╭─ Dataset entries

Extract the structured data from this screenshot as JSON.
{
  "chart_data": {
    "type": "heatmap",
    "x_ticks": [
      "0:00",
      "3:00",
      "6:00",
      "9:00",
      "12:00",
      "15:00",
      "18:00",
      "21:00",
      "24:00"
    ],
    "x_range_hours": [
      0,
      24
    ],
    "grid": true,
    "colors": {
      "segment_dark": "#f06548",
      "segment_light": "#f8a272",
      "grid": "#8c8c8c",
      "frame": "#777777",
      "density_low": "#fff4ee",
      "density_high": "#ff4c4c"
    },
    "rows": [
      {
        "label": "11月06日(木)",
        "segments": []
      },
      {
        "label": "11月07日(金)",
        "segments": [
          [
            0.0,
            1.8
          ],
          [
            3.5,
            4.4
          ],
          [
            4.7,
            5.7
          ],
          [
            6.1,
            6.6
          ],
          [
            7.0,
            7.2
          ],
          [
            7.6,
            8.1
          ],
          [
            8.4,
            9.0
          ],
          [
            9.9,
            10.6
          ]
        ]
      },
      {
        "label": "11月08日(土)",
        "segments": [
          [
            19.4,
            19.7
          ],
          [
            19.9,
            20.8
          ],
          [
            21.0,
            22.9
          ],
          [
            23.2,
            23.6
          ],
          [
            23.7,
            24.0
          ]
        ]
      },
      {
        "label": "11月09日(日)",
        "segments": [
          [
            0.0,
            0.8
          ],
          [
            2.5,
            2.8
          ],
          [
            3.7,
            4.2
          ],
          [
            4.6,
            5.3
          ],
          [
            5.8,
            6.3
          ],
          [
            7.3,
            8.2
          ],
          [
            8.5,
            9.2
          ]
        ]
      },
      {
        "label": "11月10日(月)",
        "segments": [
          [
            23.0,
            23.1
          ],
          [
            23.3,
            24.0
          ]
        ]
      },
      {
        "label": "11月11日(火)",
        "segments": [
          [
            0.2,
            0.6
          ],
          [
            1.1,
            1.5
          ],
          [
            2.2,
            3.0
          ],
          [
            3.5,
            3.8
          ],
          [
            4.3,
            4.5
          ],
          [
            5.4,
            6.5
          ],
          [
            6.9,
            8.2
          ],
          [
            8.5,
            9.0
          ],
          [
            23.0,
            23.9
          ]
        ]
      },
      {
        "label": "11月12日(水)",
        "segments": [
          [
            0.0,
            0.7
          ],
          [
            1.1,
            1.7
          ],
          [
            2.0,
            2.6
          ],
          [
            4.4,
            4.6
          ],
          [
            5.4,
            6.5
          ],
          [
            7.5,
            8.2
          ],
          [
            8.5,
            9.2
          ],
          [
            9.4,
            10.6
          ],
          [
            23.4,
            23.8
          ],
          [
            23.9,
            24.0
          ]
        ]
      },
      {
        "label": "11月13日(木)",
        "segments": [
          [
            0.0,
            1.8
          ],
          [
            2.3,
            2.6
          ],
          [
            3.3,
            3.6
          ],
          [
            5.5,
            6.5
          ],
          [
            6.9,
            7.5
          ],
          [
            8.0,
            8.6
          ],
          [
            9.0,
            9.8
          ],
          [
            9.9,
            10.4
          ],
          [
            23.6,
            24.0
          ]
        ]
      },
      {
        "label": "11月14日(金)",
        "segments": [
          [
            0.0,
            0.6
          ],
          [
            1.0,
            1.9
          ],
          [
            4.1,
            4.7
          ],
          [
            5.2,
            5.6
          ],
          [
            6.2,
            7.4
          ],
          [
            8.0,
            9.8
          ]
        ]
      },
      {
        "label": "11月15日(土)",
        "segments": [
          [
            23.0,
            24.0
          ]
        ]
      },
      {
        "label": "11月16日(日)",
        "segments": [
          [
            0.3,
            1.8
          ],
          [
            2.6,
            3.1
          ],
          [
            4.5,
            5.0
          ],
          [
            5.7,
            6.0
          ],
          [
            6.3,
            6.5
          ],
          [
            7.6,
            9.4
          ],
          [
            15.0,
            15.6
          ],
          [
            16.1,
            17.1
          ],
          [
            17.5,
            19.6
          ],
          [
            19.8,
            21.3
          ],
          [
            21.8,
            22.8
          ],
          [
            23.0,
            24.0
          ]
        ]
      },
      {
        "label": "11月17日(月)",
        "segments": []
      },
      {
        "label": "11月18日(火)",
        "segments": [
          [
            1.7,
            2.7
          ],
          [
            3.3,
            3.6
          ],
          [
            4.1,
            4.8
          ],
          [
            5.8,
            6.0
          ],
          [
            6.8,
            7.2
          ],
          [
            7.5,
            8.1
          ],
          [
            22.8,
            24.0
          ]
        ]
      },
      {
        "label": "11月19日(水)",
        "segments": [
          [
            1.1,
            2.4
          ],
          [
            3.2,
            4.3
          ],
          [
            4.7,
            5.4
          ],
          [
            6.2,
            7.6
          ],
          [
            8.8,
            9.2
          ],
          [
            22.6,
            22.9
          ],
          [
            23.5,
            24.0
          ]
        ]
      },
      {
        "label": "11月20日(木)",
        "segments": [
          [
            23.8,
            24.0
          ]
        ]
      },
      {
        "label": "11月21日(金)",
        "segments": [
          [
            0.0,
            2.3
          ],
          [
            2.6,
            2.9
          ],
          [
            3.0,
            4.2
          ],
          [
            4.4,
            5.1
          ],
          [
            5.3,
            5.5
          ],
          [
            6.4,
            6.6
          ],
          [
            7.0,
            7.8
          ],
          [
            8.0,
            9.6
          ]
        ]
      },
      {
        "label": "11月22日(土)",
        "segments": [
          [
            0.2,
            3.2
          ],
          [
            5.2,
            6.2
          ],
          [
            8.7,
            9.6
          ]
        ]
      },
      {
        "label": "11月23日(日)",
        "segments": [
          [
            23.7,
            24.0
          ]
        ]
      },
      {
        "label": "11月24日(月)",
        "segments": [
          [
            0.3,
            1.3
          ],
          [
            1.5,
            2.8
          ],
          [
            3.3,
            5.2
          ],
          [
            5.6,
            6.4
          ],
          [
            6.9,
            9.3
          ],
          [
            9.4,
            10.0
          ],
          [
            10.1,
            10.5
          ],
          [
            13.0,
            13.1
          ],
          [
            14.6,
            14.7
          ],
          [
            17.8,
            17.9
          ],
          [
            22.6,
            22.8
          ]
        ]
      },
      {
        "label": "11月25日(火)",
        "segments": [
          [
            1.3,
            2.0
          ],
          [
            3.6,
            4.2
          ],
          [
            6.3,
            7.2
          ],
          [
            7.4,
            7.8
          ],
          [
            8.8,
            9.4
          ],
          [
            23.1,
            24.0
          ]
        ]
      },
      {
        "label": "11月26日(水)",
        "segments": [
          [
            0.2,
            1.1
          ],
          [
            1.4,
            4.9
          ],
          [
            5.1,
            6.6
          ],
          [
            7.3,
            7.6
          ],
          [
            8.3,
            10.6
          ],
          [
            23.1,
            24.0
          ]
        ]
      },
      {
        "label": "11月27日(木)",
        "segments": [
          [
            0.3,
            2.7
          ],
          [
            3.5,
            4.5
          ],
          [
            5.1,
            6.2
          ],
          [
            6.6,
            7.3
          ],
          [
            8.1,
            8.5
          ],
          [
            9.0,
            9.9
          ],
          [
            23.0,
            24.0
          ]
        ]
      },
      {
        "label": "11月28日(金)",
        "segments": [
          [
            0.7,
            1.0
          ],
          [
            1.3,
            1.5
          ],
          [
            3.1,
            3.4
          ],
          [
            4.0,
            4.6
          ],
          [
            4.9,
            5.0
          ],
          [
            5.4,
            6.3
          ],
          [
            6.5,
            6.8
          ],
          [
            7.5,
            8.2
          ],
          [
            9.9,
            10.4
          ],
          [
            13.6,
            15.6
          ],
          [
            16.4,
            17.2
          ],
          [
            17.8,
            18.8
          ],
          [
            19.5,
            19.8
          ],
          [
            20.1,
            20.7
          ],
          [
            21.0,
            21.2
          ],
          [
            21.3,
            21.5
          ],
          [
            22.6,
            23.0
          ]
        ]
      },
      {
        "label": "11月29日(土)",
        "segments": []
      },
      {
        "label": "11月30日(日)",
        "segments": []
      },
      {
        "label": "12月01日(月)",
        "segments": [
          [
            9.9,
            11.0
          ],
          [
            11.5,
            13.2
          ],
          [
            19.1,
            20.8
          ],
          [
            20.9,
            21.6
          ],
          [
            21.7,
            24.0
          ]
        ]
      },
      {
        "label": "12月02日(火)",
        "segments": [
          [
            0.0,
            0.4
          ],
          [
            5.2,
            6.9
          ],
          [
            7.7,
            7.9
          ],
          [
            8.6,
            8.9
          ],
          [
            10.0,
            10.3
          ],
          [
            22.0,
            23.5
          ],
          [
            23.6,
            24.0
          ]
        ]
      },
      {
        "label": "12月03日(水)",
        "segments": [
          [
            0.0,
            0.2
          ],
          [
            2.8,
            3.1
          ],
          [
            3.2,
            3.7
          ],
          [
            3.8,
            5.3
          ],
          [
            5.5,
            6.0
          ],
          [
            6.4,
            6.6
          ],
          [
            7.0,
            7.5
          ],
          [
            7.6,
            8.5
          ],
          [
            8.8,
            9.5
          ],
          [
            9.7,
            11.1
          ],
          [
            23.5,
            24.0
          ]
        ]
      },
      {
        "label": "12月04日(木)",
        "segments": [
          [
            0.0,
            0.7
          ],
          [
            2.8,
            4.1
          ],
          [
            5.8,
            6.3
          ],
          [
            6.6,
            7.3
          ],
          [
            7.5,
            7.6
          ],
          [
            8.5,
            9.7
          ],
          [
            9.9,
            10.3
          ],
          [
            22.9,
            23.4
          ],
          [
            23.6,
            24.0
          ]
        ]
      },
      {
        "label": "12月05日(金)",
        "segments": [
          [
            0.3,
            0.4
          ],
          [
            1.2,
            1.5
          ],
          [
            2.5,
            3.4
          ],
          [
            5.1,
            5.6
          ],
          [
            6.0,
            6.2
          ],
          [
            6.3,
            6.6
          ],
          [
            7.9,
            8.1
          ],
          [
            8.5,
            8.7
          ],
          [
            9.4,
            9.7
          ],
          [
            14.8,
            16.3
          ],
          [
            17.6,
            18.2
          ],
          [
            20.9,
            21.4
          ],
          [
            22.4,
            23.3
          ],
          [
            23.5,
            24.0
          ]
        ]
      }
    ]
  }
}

╰─
╭─ Dataset entries

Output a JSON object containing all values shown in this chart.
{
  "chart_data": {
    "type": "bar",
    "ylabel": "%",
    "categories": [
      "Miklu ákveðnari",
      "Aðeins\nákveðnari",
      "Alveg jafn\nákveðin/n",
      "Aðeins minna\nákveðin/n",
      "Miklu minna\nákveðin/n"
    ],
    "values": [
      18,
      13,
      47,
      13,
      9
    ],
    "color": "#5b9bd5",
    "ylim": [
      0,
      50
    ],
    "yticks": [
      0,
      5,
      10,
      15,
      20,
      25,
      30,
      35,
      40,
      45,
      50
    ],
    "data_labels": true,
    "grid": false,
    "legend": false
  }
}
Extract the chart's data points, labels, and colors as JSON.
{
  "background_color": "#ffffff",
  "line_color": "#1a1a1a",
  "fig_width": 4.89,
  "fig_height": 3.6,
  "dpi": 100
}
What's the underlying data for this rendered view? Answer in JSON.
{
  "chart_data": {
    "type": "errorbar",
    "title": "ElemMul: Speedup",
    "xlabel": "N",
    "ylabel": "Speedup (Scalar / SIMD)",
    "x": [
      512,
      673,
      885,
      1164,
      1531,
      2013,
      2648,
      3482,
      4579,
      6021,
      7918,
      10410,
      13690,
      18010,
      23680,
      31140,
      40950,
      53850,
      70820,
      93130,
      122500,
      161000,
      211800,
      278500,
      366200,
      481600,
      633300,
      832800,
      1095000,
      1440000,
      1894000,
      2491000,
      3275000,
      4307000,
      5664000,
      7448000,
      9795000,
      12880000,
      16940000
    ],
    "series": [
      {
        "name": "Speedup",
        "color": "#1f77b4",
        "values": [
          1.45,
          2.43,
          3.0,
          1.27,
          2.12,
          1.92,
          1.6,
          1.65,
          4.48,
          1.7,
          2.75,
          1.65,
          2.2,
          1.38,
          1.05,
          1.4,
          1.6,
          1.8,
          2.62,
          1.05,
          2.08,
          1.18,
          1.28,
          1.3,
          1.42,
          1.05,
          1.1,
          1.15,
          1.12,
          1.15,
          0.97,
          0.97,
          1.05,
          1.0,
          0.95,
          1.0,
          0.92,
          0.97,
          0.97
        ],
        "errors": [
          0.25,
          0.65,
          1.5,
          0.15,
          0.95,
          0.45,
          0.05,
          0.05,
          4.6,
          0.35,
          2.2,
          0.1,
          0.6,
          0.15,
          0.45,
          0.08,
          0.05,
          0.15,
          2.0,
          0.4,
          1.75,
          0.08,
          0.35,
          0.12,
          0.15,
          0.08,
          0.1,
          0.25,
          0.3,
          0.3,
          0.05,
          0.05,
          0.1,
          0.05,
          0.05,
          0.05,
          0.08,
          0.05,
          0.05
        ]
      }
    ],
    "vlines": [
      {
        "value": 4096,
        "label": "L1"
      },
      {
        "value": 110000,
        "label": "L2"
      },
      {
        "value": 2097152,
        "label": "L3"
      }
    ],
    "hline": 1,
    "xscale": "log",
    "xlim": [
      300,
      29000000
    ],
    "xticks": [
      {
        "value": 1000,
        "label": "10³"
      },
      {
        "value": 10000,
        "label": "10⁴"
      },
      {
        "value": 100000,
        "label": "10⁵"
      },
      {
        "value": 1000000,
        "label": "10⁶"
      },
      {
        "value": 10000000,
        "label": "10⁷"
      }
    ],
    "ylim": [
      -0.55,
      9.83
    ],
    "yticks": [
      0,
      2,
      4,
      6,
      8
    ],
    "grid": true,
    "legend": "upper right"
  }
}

╰─

# What is asked:
Each line of the material above either contains the word "Extract" or does not; state how many do, and nothing else.

# The answer:
2